begin Extracted data
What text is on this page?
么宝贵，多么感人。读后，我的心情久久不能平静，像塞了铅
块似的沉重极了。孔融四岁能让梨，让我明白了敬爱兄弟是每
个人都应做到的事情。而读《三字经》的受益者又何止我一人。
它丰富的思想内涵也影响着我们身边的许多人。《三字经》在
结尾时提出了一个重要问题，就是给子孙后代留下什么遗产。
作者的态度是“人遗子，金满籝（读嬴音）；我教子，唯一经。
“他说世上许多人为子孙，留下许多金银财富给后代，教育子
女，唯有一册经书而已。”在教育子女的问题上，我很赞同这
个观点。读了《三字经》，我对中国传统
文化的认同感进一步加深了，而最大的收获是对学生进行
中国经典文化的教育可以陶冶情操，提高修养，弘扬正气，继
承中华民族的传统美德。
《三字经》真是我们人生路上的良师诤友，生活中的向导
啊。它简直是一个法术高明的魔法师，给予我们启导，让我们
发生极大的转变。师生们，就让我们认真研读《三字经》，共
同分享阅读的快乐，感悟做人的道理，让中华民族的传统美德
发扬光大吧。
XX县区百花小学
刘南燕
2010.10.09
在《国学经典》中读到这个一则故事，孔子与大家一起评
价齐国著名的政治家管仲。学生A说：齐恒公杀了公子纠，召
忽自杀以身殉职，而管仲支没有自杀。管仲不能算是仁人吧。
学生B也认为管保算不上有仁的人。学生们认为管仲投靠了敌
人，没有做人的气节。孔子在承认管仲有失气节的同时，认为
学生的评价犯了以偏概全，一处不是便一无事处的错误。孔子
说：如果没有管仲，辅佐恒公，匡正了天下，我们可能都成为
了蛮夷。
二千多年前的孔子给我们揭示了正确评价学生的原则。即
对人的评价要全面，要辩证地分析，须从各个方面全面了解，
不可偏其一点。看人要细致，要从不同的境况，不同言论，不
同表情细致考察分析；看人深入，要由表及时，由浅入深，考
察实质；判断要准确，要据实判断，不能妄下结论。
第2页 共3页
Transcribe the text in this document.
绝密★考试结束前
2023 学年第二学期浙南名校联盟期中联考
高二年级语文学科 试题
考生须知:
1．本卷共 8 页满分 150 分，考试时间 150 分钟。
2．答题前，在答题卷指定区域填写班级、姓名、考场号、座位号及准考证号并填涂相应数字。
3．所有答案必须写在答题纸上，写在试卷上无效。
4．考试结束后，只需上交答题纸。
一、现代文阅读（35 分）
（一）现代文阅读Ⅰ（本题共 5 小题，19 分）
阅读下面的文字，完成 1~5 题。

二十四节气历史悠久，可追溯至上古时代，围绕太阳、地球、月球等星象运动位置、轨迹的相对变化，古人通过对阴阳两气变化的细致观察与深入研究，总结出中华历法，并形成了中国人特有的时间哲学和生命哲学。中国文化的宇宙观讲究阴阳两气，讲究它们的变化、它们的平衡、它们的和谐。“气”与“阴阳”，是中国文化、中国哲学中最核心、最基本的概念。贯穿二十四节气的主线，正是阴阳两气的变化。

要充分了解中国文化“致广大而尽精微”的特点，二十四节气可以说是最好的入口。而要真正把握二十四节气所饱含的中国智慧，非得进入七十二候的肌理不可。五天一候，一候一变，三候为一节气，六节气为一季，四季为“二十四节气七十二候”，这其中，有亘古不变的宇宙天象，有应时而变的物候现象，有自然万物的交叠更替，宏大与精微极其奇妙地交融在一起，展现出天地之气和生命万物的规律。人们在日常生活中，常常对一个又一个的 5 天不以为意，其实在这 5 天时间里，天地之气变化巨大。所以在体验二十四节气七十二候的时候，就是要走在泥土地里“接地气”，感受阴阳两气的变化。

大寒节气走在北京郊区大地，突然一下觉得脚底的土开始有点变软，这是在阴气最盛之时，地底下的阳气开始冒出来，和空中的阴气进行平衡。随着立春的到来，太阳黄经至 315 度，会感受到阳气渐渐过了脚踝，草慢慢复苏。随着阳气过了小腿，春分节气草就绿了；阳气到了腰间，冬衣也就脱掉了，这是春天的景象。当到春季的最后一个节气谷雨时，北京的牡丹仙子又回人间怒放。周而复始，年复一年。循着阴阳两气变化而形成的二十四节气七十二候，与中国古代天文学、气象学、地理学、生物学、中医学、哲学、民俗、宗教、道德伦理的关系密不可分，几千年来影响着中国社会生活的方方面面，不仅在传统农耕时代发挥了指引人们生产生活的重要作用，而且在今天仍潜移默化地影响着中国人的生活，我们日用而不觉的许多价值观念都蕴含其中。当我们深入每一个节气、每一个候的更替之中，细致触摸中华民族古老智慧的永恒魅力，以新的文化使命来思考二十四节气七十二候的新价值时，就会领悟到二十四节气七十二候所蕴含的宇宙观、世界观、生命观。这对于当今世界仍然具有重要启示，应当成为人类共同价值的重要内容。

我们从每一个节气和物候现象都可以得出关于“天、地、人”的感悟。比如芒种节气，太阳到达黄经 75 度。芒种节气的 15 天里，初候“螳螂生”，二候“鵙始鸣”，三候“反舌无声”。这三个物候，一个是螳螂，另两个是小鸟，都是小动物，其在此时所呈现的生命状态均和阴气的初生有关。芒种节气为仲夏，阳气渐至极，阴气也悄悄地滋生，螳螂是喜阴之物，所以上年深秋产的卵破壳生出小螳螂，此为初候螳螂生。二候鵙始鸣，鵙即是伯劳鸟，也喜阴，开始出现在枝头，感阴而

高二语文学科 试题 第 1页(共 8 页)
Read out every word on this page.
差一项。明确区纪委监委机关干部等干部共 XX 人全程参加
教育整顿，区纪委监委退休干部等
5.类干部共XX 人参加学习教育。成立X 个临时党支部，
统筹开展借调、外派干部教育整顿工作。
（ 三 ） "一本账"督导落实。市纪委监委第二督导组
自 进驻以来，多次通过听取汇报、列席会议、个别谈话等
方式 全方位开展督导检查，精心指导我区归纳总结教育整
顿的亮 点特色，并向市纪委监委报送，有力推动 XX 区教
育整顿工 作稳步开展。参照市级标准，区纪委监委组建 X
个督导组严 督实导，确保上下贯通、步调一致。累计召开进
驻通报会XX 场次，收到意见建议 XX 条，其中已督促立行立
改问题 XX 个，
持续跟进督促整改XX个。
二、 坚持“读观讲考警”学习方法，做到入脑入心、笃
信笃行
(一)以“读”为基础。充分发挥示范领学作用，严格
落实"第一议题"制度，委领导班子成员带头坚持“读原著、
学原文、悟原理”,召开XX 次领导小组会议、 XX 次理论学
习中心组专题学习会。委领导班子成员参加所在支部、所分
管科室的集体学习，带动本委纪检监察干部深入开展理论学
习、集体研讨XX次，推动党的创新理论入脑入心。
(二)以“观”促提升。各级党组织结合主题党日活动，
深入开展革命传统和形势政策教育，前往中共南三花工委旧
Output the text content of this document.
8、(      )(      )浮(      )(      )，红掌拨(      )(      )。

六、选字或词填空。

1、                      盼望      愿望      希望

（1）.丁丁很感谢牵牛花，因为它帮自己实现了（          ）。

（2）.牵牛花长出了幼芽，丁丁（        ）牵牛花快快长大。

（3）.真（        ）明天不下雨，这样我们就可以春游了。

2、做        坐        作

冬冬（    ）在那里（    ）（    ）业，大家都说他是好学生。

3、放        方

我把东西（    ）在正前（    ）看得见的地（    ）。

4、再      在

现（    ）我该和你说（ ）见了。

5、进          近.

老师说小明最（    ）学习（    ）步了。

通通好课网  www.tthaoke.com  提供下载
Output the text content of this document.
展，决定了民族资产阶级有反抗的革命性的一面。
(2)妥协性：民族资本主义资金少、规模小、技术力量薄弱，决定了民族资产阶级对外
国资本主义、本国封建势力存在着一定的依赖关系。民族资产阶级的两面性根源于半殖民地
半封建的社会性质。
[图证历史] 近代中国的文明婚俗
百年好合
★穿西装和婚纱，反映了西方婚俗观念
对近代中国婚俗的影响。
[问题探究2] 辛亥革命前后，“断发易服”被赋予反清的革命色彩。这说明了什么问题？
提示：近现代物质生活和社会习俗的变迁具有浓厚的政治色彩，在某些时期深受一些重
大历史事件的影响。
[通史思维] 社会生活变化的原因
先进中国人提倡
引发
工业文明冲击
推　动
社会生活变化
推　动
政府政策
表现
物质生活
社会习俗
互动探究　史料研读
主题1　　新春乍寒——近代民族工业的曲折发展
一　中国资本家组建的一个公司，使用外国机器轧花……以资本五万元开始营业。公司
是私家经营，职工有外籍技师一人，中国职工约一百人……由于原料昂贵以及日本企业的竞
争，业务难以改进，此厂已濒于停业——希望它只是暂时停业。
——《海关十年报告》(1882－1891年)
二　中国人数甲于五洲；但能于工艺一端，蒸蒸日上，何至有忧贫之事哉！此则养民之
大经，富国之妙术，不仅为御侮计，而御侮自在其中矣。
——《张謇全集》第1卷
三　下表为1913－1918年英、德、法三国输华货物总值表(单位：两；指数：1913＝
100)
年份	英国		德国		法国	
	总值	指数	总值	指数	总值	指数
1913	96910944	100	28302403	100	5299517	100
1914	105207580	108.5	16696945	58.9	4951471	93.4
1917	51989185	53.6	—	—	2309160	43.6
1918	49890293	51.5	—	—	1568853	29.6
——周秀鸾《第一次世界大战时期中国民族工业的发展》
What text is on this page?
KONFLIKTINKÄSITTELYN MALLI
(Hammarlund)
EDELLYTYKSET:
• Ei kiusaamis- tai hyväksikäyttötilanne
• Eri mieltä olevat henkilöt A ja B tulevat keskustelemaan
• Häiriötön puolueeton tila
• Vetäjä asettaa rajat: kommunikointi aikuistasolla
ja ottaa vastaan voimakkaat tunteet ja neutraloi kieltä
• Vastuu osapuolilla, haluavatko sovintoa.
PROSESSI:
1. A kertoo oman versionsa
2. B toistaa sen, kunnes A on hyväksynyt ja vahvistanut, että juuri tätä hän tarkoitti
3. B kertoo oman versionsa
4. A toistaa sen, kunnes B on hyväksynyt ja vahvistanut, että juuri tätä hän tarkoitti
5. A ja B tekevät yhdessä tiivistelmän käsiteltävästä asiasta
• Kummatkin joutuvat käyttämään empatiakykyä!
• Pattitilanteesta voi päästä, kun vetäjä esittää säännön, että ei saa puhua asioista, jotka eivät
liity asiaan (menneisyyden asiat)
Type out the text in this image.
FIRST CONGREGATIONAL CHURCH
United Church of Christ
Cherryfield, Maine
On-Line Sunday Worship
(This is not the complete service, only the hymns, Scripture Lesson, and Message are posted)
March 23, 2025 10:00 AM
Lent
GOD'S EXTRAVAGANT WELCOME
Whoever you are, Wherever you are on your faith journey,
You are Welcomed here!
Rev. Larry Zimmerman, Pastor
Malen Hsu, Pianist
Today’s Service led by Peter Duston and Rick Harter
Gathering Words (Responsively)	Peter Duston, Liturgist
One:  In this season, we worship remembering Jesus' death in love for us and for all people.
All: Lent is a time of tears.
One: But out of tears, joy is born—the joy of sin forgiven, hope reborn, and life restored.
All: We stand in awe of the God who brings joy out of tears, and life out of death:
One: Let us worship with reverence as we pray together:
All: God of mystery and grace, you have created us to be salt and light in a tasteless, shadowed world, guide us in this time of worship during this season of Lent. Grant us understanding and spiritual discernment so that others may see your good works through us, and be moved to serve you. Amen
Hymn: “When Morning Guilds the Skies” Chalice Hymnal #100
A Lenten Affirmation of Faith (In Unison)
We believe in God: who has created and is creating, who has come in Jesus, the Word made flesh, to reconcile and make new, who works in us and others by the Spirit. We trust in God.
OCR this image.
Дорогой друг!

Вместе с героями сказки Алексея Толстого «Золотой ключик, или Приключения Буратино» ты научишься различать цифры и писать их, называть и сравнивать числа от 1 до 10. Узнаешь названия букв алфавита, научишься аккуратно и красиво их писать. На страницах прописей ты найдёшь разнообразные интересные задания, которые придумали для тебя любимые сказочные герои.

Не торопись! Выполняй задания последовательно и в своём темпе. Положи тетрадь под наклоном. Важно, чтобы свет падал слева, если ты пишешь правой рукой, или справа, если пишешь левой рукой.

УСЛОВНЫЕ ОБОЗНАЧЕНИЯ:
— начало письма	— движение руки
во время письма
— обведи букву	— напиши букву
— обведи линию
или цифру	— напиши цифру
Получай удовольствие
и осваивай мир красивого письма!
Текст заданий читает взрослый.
end Extracted data
* Work to complete: Search the lines above for the string "season" and copy each line that has it.

* Result for this task:
One:  In this season, we worship remembering Jesus' death in love for us and for all people.
All: God of mystery and grace, you have created us to be salt and light in a tasteless, shadowed world, guide us in this time of worship during this season of Lent. Grant us understanding and spiritual discernment so that others may see your good works through us, and be moved to serve you. Amen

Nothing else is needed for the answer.